> [Directive] Take every line that has the string "JSON" and copy it out.

> [Given information]
● ● ●
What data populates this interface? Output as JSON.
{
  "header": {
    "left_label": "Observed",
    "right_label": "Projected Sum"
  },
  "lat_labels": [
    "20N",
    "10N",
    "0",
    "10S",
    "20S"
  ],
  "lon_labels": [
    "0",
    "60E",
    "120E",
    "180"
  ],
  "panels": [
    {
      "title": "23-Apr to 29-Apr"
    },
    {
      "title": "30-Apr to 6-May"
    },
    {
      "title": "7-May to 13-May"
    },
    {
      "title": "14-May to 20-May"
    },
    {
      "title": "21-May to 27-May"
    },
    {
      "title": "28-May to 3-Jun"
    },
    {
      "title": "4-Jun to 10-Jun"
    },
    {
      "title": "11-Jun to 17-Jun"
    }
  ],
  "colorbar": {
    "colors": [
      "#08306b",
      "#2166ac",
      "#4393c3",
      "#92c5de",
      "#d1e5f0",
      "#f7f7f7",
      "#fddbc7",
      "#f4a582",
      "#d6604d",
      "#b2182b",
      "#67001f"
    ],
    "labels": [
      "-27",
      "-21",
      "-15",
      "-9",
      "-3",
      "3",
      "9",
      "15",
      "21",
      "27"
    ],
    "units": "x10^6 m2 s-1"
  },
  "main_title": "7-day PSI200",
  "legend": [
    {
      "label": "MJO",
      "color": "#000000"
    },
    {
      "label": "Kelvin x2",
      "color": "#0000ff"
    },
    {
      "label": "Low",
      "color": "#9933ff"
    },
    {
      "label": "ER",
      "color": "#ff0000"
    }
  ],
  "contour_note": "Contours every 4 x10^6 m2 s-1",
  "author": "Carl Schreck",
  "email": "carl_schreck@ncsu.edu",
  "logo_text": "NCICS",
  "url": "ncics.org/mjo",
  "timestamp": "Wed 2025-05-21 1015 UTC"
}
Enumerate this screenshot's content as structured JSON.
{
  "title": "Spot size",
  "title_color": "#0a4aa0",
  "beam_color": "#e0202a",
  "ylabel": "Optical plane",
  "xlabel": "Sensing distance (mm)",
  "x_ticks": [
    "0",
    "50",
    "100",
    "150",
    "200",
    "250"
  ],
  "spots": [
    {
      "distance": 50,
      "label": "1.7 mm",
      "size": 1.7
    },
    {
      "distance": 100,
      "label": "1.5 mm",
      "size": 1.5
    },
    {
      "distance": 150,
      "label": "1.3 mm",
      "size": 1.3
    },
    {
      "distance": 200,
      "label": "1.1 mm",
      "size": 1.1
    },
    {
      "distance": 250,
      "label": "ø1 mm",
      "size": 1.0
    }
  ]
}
● ● ●
> [Complete response]
What data populates this interface? Output as JSON.
Enumerate this screenshot's content as structured JSON.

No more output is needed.